Excerpt provided -

****************************************

Pizza a vegetable? Congress saves dough over kids’ health

Recently, Congress stated that tomato paste, the basis of any good pizza, qualifies as a serving of your daily vegetables. Apparently, there is no need to eat your broccoli and carrots anymore, pizza will do just fine. Congress is taking the easy way out in finding healthy school meals that satisfy the regulation on the amount of vegetables served at lunch, while also saving the nation a few bucks.

School lunch lines bring to mind trays filled with cheeseburgers, chicken fingers and french fries, so as we quickly approach 2012, isn’t it our job to change the menu for the better? This is the government’s golden opportunity to influence how students eat for the rest of their lives. Giving them options like pizza and french fries gives the false impression that tomato paste and starchy-potatoes are good choices to fulfill that daily vegetable serving. Incidentally, the tomato is classified as a fruit.

The U.S. Department of Agriculture issued new guidelines and revisions for school lunches in early January. They proposed to increase the availability of fruit, vegetables, whole grains and low-fat milk, among many other things.

The pizza-loving lobbyists were left enraged and, according to The New York Times, spent $5.6 million lobbying against these new regulations. It’s understandable that organic and whole-grain foods cost a pretty-penny but it’s no reason for Congress to turn its back against the U.S. Department of Agriculture’s regulations.

****************************************

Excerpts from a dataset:
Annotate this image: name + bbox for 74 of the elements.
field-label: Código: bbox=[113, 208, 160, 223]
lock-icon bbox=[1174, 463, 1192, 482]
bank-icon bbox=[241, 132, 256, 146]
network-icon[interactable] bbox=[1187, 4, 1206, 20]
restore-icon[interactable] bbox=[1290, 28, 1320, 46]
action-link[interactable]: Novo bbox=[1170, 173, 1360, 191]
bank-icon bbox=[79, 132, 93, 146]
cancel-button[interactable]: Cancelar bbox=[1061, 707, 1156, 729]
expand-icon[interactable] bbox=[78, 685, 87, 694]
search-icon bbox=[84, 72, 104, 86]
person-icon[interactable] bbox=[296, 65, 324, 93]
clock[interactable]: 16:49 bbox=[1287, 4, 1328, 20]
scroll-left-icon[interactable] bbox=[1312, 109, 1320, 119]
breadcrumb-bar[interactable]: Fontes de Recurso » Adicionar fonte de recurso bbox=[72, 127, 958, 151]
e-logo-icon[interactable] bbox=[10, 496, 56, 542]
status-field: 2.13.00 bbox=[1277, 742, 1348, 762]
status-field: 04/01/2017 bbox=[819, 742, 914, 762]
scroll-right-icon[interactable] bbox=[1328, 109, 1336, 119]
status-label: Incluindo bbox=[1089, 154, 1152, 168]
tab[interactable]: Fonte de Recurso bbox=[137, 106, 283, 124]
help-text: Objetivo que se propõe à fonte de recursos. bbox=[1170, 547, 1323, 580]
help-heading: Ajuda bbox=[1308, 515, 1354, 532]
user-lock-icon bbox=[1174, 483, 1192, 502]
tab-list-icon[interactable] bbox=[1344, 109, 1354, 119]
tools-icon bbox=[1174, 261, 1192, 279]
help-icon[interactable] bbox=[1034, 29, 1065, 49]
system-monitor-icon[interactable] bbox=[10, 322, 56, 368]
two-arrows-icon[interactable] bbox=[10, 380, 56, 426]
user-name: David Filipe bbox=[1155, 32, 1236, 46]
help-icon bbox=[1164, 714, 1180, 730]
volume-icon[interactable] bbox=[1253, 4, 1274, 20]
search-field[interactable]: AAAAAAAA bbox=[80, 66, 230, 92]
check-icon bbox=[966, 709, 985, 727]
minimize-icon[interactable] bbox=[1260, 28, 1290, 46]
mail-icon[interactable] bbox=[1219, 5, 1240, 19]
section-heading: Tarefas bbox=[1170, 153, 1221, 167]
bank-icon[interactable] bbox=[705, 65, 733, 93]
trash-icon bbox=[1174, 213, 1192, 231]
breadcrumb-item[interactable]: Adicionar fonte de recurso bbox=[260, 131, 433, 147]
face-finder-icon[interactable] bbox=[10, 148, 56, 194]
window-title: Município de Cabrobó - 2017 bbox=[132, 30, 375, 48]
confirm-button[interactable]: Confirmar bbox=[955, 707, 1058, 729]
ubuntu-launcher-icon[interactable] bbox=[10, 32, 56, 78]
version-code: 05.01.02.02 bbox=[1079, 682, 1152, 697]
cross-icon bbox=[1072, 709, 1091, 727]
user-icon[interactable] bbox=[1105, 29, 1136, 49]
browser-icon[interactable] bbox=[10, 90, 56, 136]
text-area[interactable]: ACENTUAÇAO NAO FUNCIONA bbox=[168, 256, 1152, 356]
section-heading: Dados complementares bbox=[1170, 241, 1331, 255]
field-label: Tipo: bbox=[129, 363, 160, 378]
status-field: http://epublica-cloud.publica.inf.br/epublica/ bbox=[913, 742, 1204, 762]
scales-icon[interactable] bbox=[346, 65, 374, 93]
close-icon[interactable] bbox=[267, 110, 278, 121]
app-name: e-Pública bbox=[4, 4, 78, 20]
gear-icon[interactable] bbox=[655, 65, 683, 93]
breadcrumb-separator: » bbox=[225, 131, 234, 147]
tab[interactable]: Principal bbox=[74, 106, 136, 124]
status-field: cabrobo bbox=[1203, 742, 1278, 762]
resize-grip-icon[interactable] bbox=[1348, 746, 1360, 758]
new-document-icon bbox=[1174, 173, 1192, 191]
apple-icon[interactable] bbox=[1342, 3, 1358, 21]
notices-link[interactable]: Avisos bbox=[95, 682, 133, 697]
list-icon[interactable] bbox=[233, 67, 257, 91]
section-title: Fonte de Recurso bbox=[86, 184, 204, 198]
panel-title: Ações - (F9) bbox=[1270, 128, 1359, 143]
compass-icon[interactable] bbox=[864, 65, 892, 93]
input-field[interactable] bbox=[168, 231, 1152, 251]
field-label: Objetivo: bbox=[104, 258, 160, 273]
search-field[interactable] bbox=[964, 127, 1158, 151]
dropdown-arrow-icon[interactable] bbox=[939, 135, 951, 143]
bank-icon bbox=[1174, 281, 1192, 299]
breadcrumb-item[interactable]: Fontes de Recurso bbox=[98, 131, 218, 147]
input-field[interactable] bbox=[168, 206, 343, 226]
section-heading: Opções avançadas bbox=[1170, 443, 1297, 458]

****************************************

Tasks to complete -
**a.** In the article on pizza as a vegetable, condense the paragraph that begins "Recently, Congress stated" into a short bulleted list that keeps its main facts.
**b.** According to the article on pizza as a vegetable, how much did the lobbyists spend opposing the new school lunch regulations?

Answers for this exercise -
**a.**
- Congress stated that tomato paste, the basis of pizza, counts as a serving of daily vegetables.
- By implication, broccoli and carrots are no longer needed because pizza will do.
- Congress is taking the easy way out to meet the regulation on the amount of vegetables served at school lunch.
- The move also saves the nation some money.

**b.** $5.6 million, according to The New York Times.